TASK REQUIREMENTS: In the records below, pick out all lines containing the word "ylabel".

RECORDS FOR PROCESSING:
= = = = = = =
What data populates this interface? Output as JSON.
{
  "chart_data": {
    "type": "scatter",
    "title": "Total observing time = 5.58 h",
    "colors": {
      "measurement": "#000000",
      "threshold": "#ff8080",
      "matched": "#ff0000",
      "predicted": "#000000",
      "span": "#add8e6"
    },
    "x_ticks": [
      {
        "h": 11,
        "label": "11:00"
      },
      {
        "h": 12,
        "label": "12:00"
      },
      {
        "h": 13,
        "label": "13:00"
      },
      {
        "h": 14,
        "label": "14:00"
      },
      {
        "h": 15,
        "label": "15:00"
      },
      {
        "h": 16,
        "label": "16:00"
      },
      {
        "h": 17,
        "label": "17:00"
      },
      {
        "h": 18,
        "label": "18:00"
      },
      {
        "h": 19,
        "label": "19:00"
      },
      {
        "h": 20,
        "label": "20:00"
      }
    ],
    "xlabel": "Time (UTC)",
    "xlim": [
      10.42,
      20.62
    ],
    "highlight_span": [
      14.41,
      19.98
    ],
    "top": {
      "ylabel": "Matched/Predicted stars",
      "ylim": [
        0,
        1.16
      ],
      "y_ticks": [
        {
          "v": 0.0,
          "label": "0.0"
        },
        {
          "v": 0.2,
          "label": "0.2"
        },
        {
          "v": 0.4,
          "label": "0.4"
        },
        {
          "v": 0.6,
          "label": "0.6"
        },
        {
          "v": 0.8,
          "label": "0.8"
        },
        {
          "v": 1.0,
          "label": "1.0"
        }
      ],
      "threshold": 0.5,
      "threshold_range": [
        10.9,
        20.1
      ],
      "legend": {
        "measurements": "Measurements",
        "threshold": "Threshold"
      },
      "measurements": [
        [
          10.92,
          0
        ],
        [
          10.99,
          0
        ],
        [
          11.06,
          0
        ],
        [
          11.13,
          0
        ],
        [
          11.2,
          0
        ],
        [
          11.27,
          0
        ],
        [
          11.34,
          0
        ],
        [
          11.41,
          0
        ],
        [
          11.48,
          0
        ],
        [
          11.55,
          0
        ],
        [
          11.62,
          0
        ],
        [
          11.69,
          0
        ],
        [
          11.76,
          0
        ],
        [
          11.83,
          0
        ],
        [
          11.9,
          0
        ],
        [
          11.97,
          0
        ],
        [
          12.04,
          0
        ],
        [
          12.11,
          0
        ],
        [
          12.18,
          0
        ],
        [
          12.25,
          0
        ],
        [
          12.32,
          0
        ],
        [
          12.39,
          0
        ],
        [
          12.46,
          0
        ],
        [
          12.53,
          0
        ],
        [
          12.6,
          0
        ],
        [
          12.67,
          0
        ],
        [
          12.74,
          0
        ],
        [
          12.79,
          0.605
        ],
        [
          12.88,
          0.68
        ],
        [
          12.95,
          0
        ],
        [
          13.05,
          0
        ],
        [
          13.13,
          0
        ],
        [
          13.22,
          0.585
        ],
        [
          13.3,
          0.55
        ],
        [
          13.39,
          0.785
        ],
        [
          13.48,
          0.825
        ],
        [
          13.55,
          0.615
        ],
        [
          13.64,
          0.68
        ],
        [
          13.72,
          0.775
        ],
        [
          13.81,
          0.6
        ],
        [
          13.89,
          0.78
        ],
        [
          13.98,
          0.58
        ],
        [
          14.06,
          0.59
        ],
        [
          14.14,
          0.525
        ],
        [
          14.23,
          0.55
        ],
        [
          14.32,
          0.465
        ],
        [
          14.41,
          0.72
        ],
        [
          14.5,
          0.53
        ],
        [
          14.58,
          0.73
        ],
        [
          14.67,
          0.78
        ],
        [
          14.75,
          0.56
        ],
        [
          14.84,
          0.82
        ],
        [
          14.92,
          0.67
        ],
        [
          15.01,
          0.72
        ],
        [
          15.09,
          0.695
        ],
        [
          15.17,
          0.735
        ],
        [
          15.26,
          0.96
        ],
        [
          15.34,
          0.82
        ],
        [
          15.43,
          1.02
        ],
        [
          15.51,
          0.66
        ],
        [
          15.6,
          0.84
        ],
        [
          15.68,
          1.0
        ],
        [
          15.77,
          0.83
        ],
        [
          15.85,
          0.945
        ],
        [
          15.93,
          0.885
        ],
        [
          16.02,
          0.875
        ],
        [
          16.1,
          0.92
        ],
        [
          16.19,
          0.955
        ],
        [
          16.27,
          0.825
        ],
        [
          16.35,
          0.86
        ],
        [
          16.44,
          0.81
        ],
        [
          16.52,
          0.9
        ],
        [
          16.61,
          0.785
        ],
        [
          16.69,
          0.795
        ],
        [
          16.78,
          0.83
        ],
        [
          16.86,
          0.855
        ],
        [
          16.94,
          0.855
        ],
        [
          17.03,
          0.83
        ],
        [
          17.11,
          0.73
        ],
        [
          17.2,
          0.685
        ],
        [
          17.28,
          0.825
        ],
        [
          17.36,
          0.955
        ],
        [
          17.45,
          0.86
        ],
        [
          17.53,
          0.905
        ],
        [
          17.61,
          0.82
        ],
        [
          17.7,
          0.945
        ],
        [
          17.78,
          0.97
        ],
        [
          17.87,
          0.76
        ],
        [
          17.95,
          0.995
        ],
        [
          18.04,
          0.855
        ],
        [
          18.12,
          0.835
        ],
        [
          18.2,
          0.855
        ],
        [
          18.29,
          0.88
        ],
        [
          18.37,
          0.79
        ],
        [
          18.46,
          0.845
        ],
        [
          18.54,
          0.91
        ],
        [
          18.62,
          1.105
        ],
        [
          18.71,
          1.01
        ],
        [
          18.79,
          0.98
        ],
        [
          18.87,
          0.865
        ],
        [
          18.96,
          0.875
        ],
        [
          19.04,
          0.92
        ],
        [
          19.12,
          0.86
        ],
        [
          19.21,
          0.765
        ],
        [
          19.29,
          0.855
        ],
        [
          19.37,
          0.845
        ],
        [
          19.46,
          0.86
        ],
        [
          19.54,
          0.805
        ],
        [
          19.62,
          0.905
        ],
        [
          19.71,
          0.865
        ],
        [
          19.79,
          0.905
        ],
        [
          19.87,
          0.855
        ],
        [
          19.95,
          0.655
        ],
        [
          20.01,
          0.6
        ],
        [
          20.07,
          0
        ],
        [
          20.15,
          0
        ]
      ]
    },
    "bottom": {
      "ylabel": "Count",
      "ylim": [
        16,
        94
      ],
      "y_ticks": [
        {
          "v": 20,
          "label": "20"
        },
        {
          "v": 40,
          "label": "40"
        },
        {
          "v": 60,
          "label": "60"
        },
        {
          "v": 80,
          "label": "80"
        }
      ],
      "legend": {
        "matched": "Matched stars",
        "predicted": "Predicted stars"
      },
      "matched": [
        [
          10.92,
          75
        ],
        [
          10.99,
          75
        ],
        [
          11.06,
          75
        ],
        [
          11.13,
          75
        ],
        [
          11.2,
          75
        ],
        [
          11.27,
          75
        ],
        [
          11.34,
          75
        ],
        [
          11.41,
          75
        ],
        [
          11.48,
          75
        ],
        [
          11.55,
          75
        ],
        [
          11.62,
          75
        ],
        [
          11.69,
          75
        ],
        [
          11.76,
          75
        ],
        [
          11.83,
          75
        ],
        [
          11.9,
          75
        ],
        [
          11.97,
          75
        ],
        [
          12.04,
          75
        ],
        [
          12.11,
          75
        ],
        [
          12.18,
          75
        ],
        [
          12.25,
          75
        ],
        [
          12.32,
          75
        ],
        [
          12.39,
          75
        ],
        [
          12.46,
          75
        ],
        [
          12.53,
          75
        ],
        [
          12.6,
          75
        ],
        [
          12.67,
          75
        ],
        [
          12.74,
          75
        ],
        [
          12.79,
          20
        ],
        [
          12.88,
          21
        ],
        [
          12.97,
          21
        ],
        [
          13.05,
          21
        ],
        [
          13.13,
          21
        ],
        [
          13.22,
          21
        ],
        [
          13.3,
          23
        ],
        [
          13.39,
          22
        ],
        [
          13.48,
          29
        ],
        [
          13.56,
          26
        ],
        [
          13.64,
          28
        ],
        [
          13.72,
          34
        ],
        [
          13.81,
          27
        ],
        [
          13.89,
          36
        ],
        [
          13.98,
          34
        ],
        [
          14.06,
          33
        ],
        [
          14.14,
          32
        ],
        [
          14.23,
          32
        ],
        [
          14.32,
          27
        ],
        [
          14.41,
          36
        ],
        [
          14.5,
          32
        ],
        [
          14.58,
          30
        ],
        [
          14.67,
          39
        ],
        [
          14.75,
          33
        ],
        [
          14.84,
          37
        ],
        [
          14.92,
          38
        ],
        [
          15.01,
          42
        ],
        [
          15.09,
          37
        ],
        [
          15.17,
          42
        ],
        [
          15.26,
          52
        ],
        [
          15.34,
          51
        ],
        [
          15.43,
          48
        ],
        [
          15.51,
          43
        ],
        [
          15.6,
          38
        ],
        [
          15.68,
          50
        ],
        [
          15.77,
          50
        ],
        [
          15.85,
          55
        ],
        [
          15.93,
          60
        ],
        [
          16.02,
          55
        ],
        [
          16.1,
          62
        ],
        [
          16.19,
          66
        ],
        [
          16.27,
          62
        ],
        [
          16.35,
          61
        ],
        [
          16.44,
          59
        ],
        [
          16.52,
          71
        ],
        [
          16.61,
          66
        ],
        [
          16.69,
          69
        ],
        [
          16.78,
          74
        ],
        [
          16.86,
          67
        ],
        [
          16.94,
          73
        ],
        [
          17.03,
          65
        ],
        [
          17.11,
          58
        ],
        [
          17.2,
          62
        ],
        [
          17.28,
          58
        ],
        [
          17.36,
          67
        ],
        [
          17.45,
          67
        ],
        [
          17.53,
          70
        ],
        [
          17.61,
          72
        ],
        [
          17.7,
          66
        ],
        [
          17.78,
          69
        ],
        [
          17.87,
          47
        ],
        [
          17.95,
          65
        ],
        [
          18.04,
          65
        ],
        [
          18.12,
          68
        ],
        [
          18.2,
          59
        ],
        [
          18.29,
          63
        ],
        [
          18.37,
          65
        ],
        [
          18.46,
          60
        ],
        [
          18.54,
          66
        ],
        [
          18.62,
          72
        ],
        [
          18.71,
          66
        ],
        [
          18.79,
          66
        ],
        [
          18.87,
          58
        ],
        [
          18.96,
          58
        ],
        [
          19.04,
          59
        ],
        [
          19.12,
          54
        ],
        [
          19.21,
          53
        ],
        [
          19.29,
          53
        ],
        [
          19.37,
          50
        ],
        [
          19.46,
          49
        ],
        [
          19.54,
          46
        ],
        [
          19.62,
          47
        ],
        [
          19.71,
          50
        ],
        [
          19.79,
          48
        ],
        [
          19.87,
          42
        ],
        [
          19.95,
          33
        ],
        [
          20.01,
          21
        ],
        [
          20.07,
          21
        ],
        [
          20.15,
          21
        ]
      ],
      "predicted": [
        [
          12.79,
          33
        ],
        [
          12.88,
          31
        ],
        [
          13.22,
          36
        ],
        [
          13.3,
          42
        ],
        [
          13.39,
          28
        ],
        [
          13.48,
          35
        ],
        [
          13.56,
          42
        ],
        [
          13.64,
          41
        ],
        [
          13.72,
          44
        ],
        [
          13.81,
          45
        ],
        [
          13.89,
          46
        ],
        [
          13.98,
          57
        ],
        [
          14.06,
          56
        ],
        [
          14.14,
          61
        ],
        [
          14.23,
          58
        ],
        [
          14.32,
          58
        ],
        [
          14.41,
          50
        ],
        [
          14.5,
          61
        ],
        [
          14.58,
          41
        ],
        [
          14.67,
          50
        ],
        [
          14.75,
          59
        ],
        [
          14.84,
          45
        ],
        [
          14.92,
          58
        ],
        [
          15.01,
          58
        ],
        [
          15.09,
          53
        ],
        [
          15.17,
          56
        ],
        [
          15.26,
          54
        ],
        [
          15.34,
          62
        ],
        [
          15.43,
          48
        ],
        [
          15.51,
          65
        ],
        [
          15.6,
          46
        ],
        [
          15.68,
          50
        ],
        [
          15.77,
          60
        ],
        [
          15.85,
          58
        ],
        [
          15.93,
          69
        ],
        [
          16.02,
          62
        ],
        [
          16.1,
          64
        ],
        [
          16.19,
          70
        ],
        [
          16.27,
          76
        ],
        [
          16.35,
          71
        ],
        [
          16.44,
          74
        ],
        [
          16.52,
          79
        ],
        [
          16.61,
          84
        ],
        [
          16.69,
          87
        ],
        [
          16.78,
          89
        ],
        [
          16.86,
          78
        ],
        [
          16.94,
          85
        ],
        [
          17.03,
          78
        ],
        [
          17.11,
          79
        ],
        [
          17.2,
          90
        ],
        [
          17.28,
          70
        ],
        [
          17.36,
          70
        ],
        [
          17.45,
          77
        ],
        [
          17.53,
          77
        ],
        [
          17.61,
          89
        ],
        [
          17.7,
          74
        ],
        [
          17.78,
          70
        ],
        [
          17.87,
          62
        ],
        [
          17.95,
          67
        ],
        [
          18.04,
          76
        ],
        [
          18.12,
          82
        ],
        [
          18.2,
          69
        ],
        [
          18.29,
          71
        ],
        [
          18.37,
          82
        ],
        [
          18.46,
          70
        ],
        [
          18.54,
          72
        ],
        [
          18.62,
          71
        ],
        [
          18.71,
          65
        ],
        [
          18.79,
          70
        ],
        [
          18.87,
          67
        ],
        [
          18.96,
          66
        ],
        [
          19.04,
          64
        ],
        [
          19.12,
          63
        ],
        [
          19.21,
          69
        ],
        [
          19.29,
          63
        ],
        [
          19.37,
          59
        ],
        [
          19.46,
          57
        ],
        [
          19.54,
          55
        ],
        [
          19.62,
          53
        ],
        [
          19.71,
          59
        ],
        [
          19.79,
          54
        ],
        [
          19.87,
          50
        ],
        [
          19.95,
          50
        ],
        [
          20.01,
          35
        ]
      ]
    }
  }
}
= = = = = = =
RESPONSE:
      "ylabel": "Matched/Predicted stars",
      "ylabel": "Count",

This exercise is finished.